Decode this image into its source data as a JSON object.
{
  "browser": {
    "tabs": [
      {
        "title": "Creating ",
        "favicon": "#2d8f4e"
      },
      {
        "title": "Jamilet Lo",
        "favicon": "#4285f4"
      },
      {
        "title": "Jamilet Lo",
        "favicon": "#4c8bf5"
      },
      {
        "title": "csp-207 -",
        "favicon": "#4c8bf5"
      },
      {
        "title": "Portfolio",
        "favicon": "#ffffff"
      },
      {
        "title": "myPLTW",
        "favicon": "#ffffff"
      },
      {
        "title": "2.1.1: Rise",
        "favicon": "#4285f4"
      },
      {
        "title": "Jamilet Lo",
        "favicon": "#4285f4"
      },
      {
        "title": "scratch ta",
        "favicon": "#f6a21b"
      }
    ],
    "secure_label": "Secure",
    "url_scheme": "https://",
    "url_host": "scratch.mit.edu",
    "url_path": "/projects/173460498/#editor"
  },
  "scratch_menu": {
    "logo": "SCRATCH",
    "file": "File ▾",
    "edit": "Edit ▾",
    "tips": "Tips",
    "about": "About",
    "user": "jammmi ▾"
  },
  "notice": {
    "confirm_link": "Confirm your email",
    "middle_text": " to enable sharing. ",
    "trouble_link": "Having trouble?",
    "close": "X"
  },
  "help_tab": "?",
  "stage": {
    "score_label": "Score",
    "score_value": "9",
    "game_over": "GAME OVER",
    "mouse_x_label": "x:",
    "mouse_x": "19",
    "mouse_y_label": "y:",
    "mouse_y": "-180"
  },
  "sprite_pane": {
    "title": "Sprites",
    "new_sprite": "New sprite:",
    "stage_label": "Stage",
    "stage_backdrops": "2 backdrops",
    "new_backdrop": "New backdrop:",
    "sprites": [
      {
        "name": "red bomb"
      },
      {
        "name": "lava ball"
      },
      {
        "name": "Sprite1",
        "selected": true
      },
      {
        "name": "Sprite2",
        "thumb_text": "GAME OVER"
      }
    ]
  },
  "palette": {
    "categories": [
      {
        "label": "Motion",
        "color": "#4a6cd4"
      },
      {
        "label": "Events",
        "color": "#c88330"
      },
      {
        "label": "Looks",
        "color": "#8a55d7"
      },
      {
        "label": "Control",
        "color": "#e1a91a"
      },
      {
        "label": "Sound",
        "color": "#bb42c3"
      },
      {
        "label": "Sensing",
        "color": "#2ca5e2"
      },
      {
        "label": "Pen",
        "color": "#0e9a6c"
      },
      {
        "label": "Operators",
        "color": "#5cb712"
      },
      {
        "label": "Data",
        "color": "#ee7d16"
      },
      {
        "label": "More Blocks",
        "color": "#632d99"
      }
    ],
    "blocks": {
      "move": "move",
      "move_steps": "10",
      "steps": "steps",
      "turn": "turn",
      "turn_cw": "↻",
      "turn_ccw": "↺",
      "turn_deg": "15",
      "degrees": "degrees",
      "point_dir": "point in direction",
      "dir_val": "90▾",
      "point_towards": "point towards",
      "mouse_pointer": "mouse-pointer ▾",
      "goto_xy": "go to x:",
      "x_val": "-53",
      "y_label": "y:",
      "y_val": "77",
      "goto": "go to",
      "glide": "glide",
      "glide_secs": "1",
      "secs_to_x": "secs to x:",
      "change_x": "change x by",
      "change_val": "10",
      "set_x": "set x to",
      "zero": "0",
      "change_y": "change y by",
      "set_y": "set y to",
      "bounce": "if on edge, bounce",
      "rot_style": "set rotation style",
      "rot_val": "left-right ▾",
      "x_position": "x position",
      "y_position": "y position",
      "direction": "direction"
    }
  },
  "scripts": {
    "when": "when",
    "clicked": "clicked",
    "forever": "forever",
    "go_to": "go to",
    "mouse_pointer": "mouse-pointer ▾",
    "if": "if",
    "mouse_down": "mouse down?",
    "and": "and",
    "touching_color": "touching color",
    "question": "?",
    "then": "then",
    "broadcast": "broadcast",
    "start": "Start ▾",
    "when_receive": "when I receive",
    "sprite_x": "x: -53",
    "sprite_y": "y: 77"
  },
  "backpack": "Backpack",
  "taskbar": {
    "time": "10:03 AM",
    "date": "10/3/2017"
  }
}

§ **EXERCISE DETAILS**:
Find every line that holds "color" and copy it.

§ **TASK OUTPUT**:
        "color": "#4a6cd4"
        "color": "#c88330"
        "color": "#8a55d7"
        "color": "#e1a91a"
        "color": "#bb42c3"
        "color": "#2ca5e2"
        "color": "#0e9a6c"
        "color": "#5cb712"
        "color": "#ee7d16"
        "color": "#632d99"
    "touching_color": "touching color",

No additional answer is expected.